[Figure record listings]
— begin —
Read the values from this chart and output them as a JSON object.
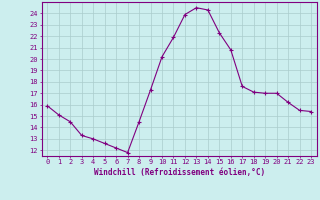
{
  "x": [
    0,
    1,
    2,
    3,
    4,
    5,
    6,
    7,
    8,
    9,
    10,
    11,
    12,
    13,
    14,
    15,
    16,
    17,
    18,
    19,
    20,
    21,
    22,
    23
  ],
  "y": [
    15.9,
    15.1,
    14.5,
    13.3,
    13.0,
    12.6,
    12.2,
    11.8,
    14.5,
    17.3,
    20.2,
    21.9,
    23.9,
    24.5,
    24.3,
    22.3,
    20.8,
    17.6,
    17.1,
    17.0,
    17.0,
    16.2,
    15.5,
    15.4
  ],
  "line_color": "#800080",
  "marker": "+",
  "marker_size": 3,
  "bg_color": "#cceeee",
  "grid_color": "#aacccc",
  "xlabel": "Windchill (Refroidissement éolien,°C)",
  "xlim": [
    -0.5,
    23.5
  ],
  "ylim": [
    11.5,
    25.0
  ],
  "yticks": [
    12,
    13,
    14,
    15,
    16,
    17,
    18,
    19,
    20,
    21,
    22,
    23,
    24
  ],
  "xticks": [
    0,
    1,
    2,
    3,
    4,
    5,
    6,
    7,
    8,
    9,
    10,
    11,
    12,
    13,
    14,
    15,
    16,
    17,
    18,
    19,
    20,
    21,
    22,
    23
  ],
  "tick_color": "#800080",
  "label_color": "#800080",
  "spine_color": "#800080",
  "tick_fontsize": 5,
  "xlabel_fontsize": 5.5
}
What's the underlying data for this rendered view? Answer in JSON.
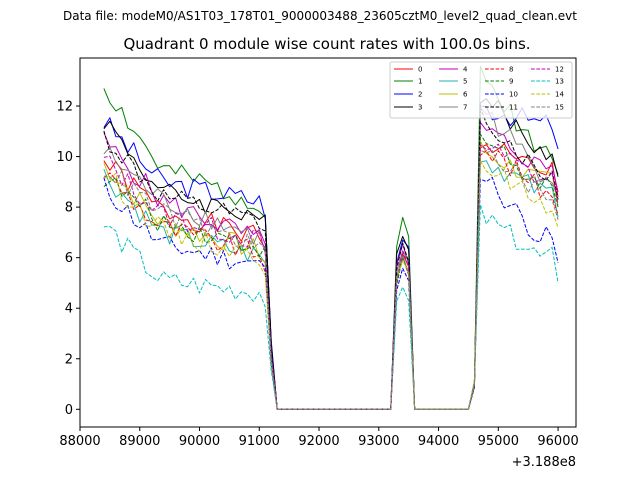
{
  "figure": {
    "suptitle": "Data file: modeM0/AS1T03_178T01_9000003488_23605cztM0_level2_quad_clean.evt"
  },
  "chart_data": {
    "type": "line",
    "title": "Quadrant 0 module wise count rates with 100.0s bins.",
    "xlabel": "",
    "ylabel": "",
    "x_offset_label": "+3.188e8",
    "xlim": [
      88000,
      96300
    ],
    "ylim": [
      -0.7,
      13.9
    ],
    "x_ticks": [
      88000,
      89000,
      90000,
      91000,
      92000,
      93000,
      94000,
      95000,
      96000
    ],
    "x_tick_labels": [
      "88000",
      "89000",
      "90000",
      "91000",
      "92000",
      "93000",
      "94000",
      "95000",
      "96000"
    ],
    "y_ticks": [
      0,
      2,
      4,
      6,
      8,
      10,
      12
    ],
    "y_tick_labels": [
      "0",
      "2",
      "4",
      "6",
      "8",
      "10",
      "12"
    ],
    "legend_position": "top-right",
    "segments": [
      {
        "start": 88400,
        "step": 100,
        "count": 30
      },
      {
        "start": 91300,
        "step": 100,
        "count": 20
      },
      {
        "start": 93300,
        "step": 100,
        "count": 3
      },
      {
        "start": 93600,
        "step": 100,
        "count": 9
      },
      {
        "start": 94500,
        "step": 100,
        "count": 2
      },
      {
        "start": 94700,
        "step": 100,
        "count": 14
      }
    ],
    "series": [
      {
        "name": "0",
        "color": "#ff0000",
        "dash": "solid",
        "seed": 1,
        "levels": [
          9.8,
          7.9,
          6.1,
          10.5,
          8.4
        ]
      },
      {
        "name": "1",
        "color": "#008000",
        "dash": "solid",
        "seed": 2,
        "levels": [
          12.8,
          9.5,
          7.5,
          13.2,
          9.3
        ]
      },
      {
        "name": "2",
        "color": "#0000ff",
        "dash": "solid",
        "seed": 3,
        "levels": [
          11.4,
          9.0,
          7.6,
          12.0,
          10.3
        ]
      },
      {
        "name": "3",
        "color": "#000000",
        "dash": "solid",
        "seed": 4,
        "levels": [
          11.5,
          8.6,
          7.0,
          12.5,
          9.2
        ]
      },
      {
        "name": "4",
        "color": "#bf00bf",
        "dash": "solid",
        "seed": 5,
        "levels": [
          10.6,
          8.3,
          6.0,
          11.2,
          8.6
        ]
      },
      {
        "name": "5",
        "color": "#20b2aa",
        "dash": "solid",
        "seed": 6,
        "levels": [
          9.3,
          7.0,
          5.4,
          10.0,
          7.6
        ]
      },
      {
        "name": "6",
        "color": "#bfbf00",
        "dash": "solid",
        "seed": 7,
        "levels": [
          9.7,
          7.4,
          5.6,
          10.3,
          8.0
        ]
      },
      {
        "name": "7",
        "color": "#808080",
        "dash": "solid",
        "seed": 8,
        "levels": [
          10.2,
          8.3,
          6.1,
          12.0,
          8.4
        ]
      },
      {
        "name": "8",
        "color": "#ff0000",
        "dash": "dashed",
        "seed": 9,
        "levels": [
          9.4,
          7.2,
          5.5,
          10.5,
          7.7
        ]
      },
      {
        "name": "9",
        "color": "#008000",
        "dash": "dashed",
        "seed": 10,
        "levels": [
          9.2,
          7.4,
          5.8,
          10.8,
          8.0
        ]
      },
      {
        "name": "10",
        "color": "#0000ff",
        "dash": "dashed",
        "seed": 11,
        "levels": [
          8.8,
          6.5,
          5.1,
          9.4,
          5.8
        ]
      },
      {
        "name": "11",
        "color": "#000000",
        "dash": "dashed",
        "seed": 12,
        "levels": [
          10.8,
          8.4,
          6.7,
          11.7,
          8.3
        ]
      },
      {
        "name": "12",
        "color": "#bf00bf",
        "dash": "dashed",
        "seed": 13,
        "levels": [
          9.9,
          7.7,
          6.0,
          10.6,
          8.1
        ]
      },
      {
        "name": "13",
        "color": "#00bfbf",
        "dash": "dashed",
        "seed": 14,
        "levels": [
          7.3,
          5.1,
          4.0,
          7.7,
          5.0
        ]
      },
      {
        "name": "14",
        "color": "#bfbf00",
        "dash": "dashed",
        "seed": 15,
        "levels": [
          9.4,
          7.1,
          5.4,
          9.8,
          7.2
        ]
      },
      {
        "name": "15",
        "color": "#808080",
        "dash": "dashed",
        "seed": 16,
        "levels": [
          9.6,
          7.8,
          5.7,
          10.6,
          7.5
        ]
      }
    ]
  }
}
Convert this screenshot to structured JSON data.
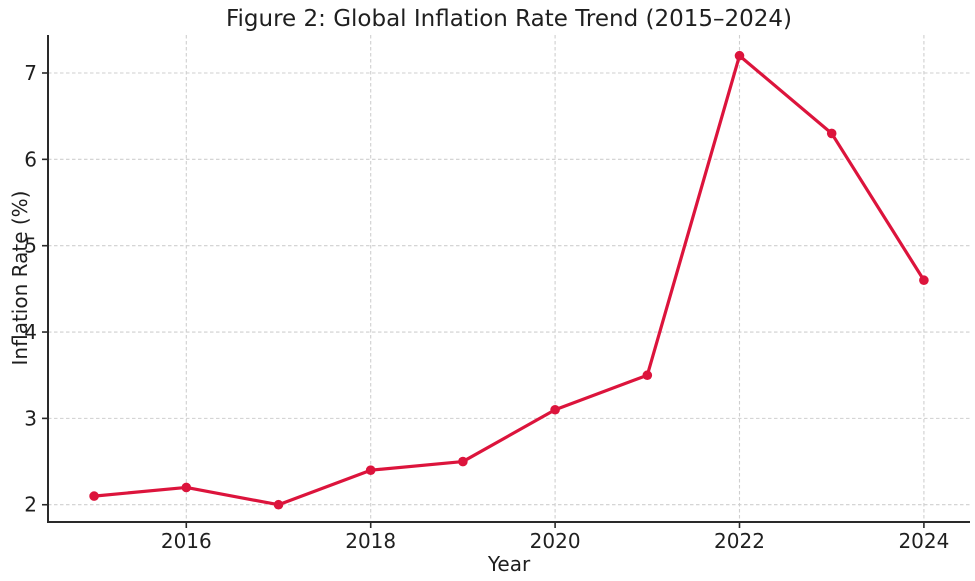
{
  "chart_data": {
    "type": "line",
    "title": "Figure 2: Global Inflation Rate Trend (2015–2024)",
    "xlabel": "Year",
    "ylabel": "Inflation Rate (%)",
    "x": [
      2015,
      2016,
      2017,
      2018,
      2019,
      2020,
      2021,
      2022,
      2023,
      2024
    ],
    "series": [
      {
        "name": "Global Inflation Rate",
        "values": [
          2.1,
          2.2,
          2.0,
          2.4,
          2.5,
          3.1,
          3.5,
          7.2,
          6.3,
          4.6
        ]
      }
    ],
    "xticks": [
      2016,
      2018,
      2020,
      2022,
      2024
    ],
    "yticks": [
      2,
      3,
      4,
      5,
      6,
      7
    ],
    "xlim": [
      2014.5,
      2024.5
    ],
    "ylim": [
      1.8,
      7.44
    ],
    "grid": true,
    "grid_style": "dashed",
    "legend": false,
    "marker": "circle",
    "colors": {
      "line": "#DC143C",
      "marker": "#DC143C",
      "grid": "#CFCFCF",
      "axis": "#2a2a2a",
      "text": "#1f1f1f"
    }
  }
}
— end —
With pictures left out, repeat exactly the lines from the line bearing "Convert this screenshot" through the final line of the records above.

REPLY -
Convert this screenshot to structured JSON data.
{
  "chart_data": {
    "type": "line",
    "title": "Figure 2: Global Inflation Rate Trend (2015–2024)",
    "xlabel": "Year",
    "ylabel": "Inflation Rate (%)",
    "x": [
      2015,
      2016,
      2017,
      2018,
      2019,
      2020,
      2021,
      2022,
      2023,
      2024
    ],
    "series": [
      {
        "name": "Global Inflation Rate",
        "values": [
          2.1,
          2.2,
          2.0,
          2.4,
          2.5,
          3.1,
          3.5,
          7.2,
          6.3,
          4.6
        ]
      }
    ],
    "xticks": [
      2016,
      2018,
      2020,
      2022,
      2024
    ],
    "yticks": [
      2,
      3,
      4,
      5,
      6,
      7
    ],
    "xlim": [
      2014.5,
      2024.5
    ],
    "ylim": [
      1.8,
      7.44
    ],
    "grid": true,
    "grid_style": "dashed",
    "legend": false,
    "marker": "circle",
    "colors": {
      "line": "#DC143C",
      "marker": "#DC143C",
      "grid": "#CFCFCF",
      "axis": "#2a2a2a",
      "text": "#1f1f1f"
    }
  }
}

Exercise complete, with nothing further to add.